#### Instructions to follow
Without the pictures, print each of the records below exactly as it appears.

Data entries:
· · ·

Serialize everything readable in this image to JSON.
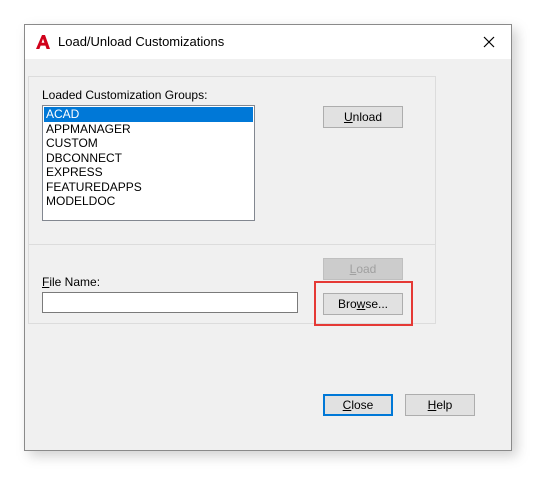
{
  "window": {
    "title": "Load/Unload Customizations",
    "app_icon": "autocad-a-logo",
    "close_glyph": "✕"
  },
  "groups_section": {
    "label": "Loaded Customization Groups:",
    "items": [
      "ACAD",
      "APPMANAGER",
      "CUSTOM",
      "DBCONNECT",
      "EXPRESS",
      "FEATUREDAPPS",
      "MODELDOC"
    ],
    "selected_index": 0,
    "unload_button": {
      "mnemonic": "U",
      "rest": "nload"
    }
  },
  "file_section": {
    "label": {
      "mnemonic": "F",
      "rest": "ile Name:"
    },
    "value": "",
    "load_button": {
      "mnemonic": "L",
      "rest": "oad",
      "enabled": false
    },
    "browse_button": {
      "mnemonic": "w",
      "before": "Bro",
      "after": "se..."
    }
  },
  "footer": {
    "close_button": {
      "mnemonic": "C",
      "rest": "lose"
    },
    "help_button": {
      "mnemonic": "H",
      "rest": "elp"
    }
  },
  "colors": {
    "selection": "#0078d7",
    "highlight_annotation": "#e53935",
    "app_icon": "#d0021b"
  }
}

· · ·

#### Solution to the problem
Serialize everything readable in this image to JSON.
{
  "window": {
    "title": "Load/Unload Customizations",
    "app_icon": "autocad-a-logo",
    "close_glyph": "✕"
  },
  "groups_section": {
    "label": "Loaded Customization Groups:",
    "items": [
      "ACAD",
      "APPMANAGER",
      "CUSTOM",
      "DBCONNECT",
      "EXPRESS",
      "FEATUREDAPPS",
      "MODELDOC"
    ],
    "selected_index": 0,
    "unload_button": {
      "mnemonic": "U",
      "rest": "nload"
    }
  },
  "file_section": {
    "label": {
      "mnemonic": "F",
      "rest": "ile Name:"
    },
    "value": "",
    "load_button": {
      "mnemonic": "L",
      "rest": "oad",
      "enabled": false
    },
    "browse_button": {
      "mnemonic": "w",
      "before": "Bro",
      "after": "se..."
    }
  },
  "footer": {
    "close_button": {
      "mnemonic": "C",
      "rest": "lose"
    },
    "help_button": {
      "mnemonic": "H",
      "rest": "elp"
    }
  },
  "colors": {
    "selection": "#0078d7",
    "highlight_annotation": "#e53935",
    "app_icon": "#d0021b"
  }
}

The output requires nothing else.